_Supplied text_
++++++

The British government has eventually been forced, kicking and screaming all the way, to admit that its colonial administration in 1950s Kenya tortured, mutilated and murdered hundreds of thousands of Kenyan citizens suspected of membership of, or sympathy for, the Land and Freedom Army, Kenya’s national-liberation movement, dubbed the ‘Mau Mau’ by British occupation forces.These horrific crimes were carried out on a vast scale by the colonial authorities in a ruthless attempt to suppress the popular uprising against the occupation of Kenya, and the continuing land thefts that had left many hundreds of thousands of Kenyans dispossessed, poverty-stricken and starving in their own land – despite the fact that Kenya is a country that has arable land of the highest quality and many other natural riches besides.
Today’s ‘fair-minded’ government has tried every trick in the book to avoid admitting to the inhuman crimes committed by its 1950s predecessor, even going so far as to claim that all liability had been transferred to the new Kenyan government after independence!
For once, this spurious bit of truth-twisting was rejected even by a British court, as were the ludicrous claims that “there couldn’t be a ‘fair’ trial of those responsible as they were mostly dead and couldn’t defend themselves”, or that there is now “no evidence” relating to events that took place in Kenya 60 years ago.
In fact, however, not only has much evidence come to light revealing the horrific details of British colonial crimes, but the evidence also makes it clear where ultimate responsibility for those crimes lies: “The documents showed that responsibility for torture went right to the top − sanctioned by Kenya’s governor, Evelyn Baring, and authorised at cabinet level in London by Alan Lennox-Boyd, then secretary of state for the colonies in Harold Macmillan’s Conservative government.” (‘Atoning for the sins of empire’ by David M Anderson, New York Times, 12 June 2013)

++++++

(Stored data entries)
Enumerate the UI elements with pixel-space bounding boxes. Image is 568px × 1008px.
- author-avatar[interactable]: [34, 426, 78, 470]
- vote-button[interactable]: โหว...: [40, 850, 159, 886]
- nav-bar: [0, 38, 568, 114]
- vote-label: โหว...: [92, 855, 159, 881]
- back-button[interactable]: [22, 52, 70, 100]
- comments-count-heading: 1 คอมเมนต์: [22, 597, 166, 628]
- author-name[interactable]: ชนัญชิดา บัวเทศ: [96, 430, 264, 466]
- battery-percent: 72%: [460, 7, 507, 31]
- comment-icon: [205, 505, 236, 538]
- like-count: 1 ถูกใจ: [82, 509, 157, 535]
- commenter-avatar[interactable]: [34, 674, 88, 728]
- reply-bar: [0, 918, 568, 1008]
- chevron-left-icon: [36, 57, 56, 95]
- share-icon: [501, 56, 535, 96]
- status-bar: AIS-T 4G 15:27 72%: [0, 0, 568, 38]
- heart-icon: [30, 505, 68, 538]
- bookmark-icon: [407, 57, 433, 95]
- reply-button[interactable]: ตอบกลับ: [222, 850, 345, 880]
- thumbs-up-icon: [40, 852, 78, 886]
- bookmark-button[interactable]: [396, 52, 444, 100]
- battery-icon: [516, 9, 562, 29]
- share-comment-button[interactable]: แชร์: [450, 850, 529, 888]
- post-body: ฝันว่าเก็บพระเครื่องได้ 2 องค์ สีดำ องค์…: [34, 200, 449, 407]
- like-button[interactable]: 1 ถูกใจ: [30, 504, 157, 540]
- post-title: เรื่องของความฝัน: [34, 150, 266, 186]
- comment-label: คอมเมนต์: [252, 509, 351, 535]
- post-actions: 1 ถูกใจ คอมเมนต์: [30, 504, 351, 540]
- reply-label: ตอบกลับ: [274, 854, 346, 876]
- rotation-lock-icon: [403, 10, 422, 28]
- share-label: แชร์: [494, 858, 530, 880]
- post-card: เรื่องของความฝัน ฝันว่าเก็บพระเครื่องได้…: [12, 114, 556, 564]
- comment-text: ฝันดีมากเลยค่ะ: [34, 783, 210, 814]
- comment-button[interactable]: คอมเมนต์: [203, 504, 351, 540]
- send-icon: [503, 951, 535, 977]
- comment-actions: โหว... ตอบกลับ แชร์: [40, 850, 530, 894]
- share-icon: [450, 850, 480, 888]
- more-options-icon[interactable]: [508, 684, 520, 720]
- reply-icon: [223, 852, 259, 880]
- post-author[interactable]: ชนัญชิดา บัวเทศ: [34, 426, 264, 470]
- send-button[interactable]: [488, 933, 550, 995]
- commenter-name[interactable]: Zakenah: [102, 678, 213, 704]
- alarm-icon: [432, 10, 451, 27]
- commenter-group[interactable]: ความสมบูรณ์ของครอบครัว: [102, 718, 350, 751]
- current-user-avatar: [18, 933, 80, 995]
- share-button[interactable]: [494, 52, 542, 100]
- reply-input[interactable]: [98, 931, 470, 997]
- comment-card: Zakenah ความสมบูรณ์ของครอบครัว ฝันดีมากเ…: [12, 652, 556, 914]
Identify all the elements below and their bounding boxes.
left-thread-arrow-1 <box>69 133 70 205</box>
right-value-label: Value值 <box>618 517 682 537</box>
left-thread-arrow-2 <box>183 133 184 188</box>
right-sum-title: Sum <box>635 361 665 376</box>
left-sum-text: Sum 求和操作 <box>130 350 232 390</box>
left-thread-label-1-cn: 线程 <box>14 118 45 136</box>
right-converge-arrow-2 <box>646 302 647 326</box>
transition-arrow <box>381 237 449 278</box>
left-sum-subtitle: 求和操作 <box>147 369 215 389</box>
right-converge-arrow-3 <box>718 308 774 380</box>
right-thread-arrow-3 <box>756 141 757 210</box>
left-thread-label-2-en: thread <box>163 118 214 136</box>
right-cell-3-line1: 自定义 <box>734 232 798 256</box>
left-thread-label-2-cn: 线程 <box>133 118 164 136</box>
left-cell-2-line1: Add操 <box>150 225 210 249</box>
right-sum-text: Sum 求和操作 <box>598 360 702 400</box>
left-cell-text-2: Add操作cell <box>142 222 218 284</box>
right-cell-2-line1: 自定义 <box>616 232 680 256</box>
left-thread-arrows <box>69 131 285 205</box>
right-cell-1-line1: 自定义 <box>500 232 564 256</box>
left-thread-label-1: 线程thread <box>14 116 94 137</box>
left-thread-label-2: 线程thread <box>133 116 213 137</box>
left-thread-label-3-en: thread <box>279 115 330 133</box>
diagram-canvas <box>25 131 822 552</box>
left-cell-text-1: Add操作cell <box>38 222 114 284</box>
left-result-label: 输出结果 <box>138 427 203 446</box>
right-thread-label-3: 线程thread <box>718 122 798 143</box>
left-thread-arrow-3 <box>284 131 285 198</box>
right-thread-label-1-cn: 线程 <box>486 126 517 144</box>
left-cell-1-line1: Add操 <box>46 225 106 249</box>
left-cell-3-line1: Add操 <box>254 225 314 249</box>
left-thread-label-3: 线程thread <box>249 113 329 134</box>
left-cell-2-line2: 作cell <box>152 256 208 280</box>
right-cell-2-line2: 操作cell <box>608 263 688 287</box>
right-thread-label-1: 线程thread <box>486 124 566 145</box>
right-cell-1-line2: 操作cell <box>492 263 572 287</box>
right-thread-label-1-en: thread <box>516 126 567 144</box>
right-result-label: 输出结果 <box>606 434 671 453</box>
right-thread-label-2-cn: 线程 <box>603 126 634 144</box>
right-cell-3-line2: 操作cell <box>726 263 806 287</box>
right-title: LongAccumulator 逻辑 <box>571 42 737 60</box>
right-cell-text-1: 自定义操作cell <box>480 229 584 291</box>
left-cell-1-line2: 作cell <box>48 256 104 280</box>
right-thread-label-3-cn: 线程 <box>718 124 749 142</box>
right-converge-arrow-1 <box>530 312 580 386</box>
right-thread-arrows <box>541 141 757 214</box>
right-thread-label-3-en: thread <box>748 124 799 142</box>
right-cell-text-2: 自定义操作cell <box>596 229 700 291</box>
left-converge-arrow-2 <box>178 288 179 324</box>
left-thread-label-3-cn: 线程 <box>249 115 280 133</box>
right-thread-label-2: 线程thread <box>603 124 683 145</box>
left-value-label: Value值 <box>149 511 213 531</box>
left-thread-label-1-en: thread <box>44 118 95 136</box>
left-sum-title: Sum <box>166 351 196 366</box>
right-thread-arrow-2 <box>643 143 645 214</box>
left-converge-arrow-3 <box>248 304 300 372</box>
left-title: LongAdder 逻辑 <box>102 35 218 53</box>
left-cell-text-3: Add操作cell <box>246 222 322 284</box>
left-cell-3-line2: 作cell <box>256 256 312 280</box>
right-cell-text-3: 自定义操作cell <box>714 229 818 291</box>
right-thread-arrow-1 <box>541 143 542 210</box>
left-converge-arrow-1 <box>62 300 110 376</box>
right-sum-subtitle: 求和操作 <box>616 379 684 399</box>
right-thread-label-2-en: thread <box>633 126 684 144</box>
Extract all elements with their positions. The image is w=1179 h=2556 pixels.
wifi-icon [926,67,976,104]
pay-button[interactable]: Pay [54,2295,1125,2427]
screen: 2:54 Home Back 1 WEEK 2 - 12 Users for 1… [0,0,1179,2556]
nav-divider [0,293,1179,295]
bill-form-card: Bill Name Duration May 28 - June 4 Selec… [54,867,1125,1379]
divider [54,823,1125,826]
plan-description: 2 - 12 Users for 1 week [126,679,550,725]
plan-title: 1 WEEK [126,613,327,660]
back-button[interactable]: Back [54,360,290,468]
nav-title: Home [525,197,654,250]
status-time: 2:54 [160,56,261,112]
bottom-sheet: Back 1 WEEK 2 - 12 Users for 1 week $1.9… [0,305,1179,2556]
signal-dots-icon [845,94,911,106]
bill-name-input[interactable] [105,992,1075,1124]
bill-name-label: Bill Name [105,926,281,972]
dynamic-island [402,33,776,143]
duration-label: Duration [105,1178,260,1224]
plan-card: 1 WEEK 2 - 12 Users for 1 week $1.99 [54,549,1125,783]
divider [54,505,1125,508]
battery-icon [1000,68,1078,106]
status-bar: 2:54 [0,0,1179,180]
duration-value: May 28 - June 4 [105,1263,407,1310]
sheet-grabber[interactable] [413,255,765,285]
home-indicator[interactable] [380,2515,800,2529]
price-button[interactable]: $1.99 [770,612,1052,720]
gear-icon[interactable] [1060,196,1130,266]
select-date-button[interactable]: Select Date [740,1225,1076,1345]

++++++

_What needs to be done_
Revise the stretch of the text on colonial Kenya from "For once, this" through "60 years ago.", changing "spurious" to "specious".

_Solved problem_
For once, this specious bit of truth-twisting was rejected even by a British court, as were the ludicrous claims that “there couldn’t be a ‘fair’ trial of those responsible as they were mostly dead and couldn’t defend themselves”, or that there is now “no evidence” relating to events that took place in Kenya 60 years ago.